What is being asked> Repeat exactly the lines that run from the one containing "Read this page and output its text content." to the end of the data, and leave out all others.
----
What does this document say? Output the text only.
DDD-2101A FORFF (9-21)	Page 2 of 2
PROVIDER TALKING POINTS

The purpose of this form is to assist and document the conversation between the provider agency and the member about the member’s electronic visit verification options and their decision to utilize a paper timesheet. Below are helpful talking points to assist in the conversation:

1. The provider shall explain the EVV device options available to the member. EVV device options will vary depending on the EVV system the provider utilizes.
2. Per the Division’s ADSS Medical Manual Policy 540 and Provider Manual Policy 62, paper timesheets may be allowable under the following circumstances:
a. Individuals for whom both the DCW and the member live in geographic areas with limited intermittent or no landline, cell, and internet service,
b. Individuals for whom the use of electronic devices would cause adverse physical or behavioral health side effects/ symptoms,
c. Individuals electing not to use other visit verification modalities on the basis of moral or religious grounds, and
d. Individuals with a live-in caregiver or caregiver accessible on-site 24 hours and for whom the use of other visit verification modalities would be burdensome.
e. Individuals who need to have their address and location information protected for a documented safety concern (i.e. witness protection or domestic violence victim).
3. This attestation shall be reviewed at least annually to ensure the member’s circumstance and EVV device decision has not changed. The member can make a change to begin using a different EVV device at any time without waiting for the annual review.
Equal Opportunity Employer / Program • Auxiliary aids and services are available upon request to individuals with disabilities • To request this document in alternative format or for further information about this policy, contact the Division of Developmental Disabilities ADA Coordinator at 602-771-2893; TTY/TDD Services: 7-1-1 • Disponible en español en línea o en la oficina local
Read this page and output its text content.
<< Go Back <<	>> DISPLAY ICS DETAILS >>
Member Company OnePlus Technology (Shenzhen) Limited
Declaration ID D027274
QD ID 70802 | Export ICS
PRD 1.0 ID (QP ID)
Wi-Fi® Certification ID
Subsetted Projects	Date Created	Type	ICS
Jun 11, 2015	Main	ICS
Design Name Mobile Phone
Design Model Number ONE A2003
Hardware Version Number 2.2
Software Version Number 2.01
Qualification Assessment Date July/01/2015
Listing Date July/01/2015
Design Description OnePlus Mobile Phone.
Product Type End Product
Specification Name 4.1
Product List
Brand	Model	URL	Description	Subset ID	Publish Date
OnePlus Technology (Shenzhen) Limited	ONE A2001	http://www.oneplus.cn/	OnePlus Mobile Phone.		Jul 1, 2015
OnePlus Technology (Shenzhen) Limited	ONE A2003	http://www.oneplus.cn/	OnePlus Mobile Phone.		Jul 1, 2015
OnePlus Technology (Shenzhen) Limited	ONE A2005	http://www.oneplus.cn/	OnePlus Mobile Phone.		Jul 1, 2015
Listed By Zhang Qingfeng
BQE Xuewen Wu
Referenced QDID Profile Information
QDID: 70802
----
Response to the exercise>
Read this page and output its text content.
<< Go Back <<	>> DISPLAY ICS DETAILS >>
Member Company OnePlus Technology (Shenzhen) Limited
Declaration ID D027274
QD ID 70802 | Export ICS
PRD 1.0 ID (QP ID)
Wi-Fi® Certification ID
Subsetted Projects	Date Created	Type	ICS
Jun 11, 2015	Main	ICS
Design Name Mobile Phone
Design Model Number ONE A2003
Hardware Version Number 2.2
Software Version Number 2.01
Qualification Assessment Date July/01/2015
Listing Date July/01/2015
Design Description OnePlus Mobile Phone.
Product Type End Product
Specification Name 4.1
Product List
Brand	Model	URL	Description	Subset ID	Publish Date
OnePlus Technology (Shenzhen) Limited	ONE A2001	http://www.oneplus.cn/	OnePlus Mobile Phone.		Jul 1, 2015
OnePlus Technology (Shenzhen) Limited	ONE A2003	http://www.oneplus.cn/	OnePlus Mobile Phone.		Jul 1, 2015
OnePlus Technology (Shenzhen) Limited	ONE A2005	http://www.oneplus.cn/	OnePlus Mobile Phone.		Jul 1, 2015
Listed By Zhang Qingfeng
BQE Xuewen Wu
Referenced QDID Profile Information
QDID: 70802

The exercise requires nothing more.